Directions for this task: Pick out every line in the data below that holds "этажа".

[Collection entries]
====

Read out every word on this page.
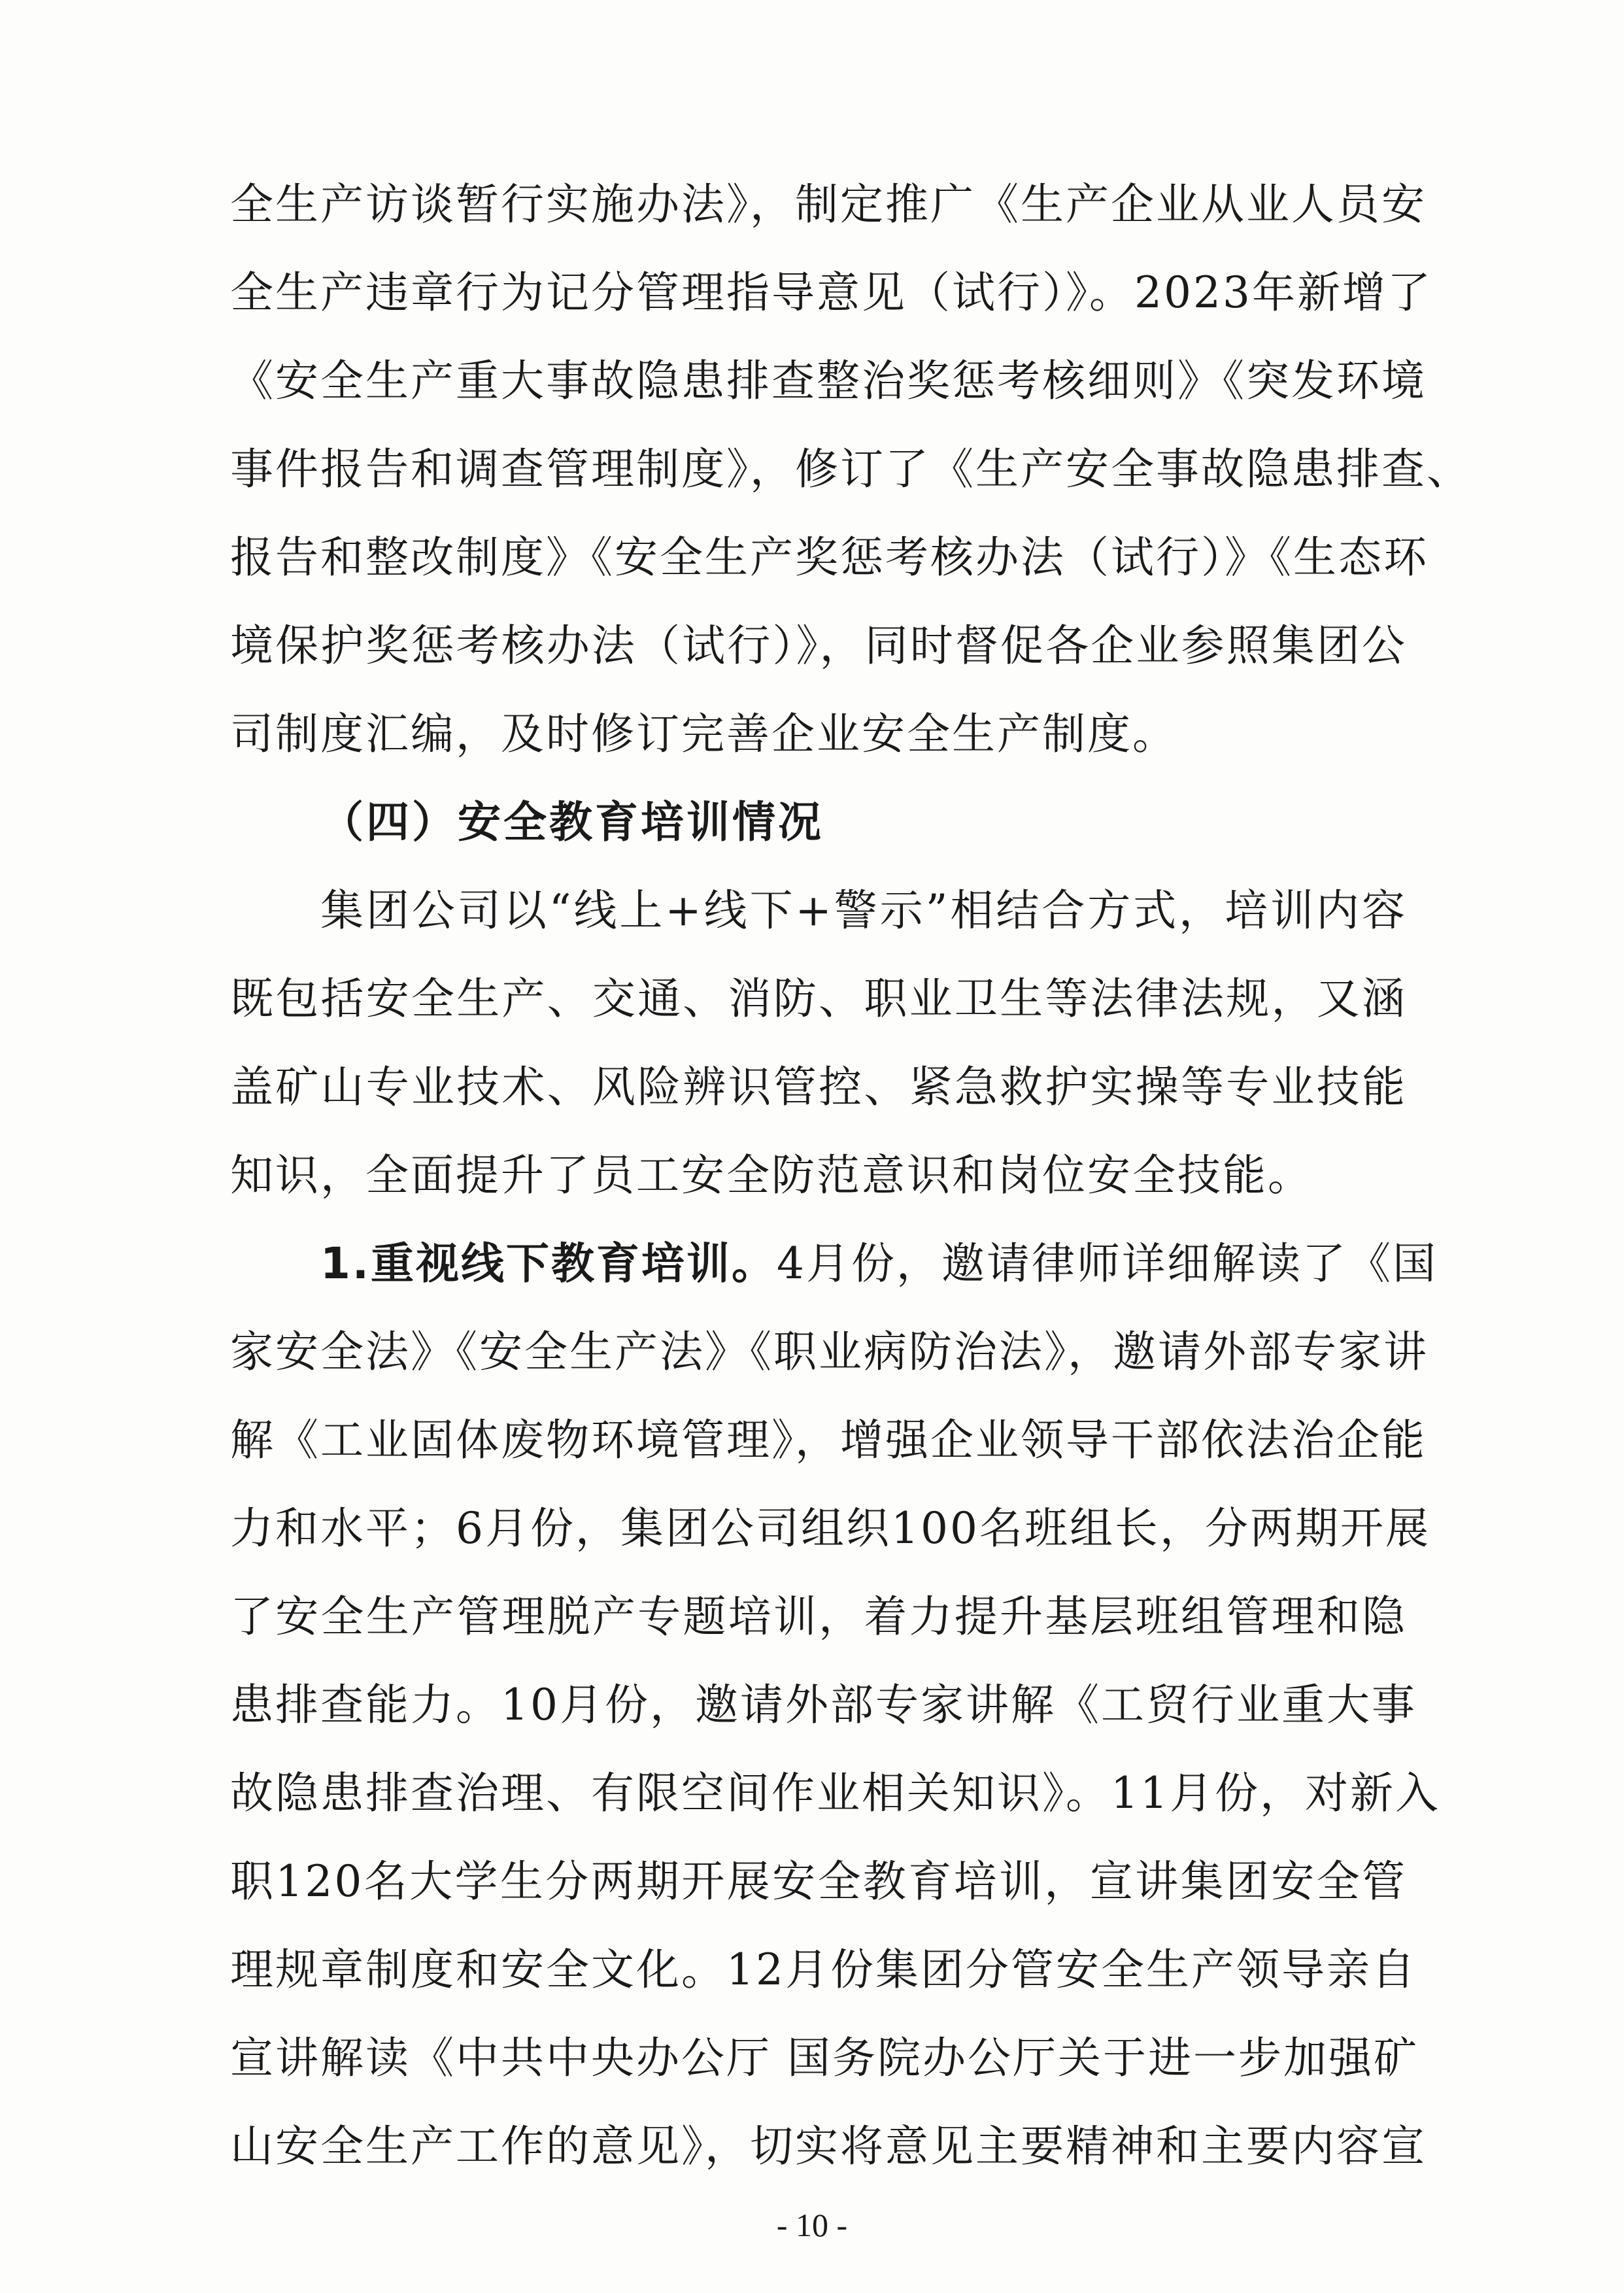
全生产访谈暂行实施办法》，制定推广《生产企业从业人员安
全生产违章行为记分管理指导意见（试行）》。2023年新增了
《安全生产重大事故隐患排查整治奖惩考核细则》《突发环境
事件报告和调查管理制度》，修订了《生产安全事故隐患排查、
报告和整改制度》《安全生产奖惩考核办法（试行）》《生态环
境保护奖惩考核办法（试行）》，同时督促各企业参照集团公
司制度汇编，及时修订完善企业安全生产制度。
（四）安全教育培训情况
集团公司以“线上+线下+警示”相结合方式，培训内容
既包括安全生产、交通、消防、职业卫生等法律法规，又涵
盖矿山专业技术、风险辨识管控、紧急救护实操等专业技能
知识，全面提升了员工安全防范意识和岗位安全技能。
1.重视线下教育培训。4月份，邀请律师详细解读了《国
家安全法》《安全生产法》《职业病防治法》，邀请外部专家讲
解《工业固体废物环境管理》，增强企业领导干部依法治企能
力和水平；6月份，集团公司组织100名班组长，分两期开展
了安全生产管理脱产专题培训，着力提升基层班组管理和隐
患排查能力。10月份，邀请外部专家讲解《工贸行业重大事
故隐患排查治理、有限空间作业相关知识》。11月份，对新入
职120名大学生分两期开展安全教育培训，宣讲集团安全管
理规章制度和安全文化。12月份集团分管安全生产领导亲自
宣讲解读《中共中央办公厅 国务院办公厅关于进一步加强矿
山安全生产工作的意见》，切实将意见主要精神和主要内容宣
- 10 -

====

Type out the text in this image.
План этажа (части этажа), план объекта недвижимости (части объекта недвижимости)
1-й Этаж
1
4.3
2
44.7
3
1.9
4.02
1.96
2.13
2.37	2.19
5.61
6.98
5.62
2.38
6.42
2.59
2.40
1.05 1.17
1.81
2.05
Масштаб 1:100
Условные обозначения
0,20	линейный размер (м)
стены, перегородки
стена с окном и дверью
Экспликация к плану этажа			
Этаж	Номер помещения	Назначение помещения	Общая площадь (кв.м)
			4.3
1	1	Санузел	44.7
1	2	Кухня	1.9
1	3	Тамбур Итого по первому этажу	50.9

====

Solution for this task:
План этажа (части этажа), план объекта недвижимости (части объекта недвижимости)
Экспликация к плану этажа			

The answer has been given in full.